* _Written task_: Please reproduce the data verbatim, beginning at its first line and ending with the line containing "bar — [185, 247, 206, 516]", including that line.

* Start *

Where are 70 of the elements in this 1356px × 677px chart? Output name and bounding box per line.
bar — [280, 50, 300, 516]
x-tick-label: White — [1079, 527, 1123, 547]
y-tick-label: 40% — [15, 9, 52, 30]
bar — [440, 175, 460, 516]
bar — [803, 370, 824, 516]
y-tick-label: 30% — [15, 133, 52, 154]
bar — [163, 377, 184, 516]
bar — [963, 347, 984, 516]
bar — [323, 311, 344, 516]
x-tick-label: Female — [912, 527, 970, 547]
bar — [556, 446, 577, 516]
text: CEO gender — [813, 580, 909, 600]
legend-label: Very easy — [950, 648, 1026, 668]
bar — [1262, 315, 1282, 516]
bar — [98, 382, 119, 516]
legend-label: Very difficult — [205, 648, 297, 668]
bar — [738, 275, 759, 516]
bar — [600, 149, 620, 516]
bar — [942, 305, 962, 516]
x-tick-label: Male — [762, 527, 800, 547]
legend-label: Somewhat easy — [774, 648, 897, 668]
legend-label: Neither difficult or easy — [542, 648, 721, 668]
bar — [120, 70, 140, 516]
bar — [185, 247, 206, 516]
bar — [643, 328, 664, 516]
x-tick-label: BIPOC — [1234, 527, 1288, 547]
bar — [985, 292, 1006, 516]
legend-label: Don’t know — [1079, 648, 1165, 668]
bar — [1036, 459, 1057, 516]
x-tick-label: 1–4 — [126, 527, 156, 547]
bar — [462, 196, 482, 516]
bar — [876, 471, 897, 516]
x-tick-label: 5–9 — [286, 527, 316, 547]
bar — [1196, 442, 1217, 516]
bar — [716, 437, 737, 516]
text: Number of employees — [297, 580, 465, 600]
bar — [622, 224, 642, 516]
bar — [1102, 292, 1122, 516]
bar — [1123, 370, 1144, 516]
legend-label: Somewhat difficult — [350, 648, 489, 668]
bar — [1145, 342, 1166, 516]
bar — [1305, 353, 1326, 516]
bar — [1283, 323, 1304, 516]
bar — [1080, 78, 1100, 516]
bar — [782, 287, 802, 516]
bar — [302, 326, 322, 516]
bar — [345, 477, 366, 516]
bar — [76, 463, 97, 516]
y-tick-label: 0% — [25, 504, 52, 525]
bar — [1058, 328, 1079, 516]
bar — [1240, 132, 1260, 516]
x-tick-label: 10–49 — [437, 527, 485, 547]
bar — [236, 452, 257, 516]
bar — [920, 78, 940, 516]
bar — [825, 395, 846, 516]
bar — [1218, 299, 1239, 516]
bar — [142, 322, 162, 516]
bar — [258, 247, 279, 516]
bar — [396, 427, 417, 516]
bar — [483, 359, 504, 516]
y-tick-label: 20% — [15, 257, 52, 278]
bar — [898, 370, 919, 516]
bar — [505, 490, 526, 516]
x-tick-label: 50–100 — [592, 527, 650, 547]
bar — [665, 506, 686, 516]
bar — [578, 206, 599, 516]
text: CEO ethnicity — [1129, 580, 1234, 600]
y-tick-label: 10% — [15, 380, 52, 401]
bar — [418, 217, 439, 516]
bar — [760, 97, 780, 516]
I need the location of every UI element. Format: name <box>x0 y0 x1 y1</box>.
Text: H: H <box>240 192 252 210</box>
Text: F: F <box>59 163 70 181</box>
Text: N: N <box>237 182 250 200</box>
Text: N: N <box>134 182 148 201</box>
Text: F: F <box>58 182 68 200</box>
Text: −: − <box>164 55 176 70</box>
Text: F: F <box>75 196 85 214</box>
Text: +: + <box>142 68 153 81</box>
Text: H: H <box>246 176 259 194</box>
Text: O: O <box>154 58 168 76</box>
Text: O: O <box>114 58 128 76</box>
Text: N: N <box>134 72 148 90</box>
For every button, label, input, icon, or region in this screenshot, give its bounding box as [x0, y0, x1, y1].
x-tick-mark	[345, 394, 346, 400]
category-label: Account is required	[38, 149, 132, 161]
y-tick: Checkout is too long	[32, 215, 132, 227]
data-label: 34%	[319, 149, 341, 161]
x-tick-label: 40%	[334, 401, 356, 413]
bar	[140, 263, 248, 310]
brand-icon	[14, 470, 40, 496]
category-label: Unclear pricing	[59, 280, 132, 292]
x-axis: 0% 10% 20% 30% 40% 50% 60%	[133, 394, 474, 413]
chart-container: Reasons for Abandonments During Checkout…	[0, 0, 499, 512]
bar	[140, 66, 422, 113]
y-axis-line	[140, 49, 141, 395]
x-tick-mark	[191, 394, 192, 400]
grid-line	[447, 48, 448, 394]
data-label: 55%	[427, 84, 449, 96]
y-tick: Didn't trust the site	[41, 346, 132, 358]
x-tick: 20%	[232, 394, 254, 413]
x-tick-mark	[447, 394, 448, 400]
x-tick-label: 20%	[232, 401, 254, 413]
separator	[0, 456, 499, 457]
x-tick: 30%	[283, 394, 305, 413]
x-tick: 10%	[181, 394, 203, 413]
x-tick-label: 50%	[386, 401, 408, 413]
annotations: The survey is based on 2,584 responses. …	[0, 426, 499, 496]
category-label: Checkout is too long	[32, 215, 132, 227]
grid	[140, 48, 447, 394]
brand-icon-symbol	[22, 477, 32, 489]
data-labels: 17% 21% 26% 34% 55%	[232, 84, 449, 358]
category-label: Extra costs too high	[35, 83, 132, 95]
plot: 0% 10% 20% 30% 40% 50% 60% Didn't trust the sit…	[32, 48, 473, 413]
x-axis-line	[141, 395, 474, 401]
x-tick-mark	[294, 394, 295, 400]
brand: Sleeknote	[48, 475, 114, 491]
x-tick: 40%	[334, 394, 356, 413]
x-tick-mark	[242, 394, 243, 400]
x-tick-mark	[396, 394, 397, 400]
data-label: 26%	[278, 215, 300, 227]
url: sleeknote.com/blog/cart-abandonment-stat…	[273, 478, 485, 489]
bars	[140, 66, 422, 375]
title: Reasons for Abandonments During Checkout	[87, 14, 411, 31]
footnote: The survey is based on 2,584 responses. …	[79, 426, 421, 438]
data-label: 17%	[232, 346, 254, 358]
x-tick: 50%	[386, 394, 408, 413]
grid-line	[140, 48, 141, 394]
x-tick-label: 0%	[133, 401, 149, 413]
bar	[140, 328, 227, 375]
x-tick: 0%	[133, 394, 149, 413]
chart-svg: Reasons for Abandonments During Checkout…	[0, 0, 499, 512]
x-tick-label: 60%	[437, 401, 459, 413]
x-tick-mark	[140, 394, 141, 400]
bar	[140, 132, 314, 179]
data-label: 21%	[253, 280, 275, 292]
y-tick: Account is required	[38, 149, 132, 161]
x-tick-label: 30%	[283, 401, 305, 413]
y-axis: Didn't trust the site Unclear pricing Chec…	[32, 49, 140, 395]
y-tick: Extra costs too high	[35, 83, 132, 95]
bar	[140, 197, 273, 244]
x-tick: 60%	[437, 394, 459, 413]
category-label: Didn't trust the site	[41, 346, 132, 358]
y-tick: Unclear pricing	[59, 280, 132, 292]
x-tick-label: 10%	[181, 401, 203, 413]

* End *

* _Answer for this exercise_:
Where are 70 of the elements in this 1356px × 677px chart? Output name and bounding box per line.
bar — [280, 50, 300, 516]
x-tick-label: White — [1079, 527, 1123, 547]
y-tick-label: 40% — [15, 9, 52, 30]
bar — [440, 175, 460, 516]
bar — [803, 370, 824, 516]
y-tick-label: 30% — [15, 133, 52, 154]
bar — [163, 377, 184, 516]
bar — [963, 347, 984, 516]
bar — [323, 311, 344, 516]
x-tick-label: Female — [912, 527, 970, 547]
bar — [556, 446, 577, 516]
text: CEO gender — [813, 580, 909, 600]
legend-label: Very easy — [950, 648, 1026, 668]
bar — [1262, 315, 1282, 516]
bar — [98, 382, 119, 516]
legend-label: Very difficult — [205, 648, 297, 668]
bar — [738, 275, 759, 516]
bar — [600, 149, 620, 516]
bar — [942, 305, 962, 516]
x-tick-label: Male — [762, 527, 800, 547]
legend-label: Somewhat easy — [774, 648, 897, 668]
legend-label: Neither difficult or easy — [542, 648, 721, 668]
bar — [120, 70, 140, 516]
bar — [185, 247, 206, 516]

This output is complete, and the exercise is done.